**What you have to do**
Scan the listing below. Report each line that includes "CHEADLE".

Entries from a visual dataset:
(begin)
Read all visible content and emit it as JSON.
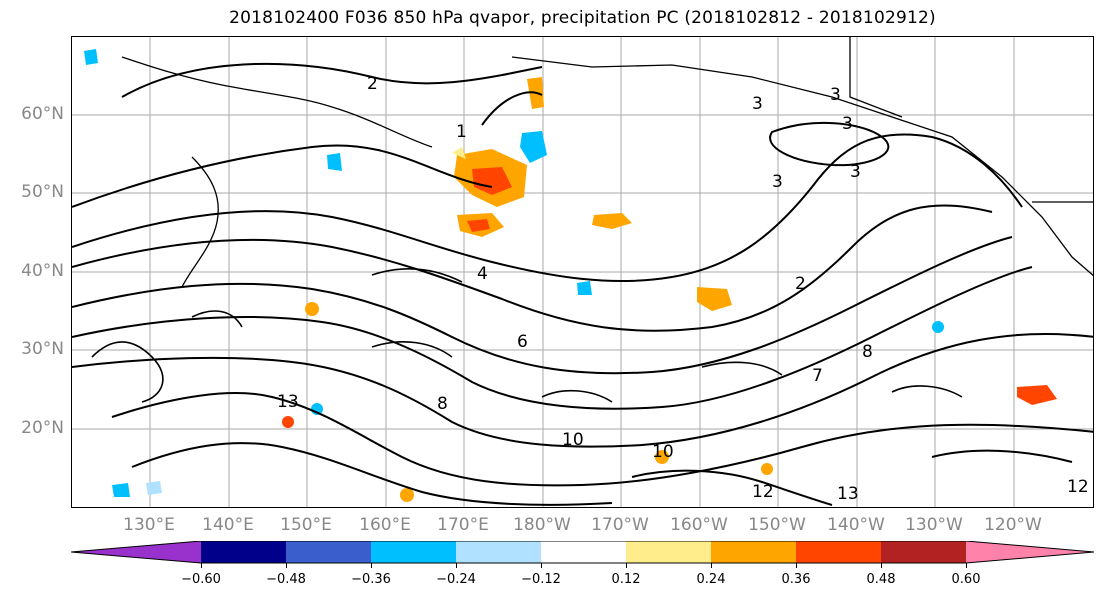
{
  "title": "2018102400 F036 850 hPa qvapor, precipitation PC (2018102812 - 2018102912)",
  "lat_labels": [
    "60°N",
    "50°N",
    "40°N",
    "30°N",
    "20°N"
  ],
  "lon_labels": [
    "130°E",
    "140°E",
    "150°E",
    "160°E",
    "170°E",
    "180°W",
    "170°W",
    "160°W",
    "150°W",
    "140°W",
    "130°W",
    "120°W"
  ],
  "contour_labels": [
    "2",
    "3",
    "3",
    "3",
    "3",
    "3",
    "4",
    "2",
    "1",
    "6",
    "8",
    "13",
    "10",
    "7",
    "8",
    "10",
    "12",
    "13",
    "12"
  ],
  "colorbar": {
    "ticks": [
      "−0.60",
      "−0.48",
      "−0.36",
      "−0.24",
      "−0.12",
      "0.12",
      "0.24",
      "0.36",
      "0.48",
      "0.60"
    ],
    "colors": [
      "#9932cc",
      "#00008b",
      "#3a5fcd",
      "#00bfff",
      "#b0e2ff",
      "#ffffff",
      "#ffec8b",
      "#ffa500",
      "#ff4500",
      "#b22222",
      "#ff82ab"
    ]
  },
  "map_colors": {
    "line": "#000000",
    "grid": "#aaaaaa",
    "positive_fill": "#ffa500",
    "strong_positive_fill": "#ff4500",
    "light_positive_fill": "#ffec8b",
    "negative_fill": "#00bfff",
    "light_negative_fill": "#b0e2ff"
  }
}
(end)
(begin)
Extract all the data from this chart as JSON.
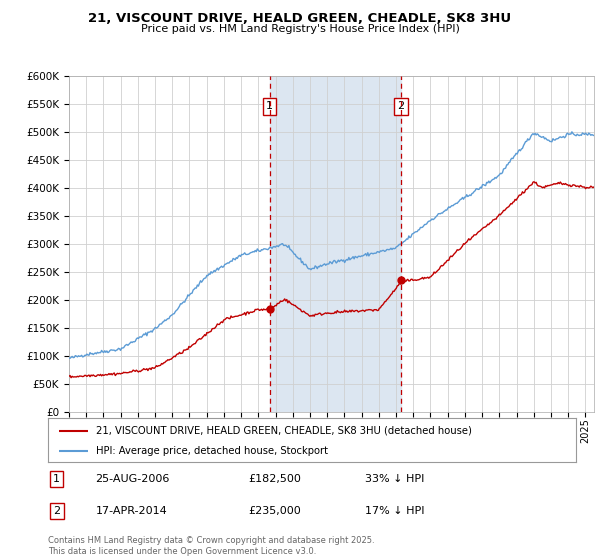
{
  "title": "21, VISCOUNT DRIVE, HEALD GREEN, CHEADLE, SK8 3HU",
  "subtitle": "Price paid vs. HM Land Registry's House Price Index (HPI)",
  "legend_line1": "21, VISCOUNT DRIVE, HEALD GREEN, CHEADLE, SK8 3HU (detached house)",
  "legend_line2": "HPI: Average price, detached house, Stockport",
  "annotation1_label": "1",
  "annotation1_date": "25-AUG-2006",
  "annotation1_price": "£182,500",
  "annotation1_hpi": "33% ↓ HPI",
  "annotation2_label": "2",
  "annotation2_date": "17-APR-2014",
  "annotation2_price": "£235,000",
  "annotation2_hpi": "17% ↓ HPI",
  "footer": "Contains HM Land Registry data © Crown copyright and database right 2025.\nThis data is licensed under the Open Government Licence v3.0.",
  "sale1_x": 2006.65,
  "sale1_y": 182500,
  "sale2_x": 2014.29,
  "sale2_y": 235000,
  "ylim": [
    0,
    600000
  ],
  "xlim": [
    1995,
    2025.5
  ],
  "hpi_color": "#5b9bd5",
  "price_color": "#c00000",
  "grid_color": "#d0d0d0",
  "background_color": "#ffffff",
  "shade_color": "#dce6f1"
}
(end)
**Answer to the exercise**
  "title": "21, VISCOUNT DRIVE, HEALD GREEN, CHEADLE, SK8 3HU",
  "legend_line1": "21, VISCOUNT DRIVE, HEALD GREEN, CHEADLE, SK8 3HU (detached house)",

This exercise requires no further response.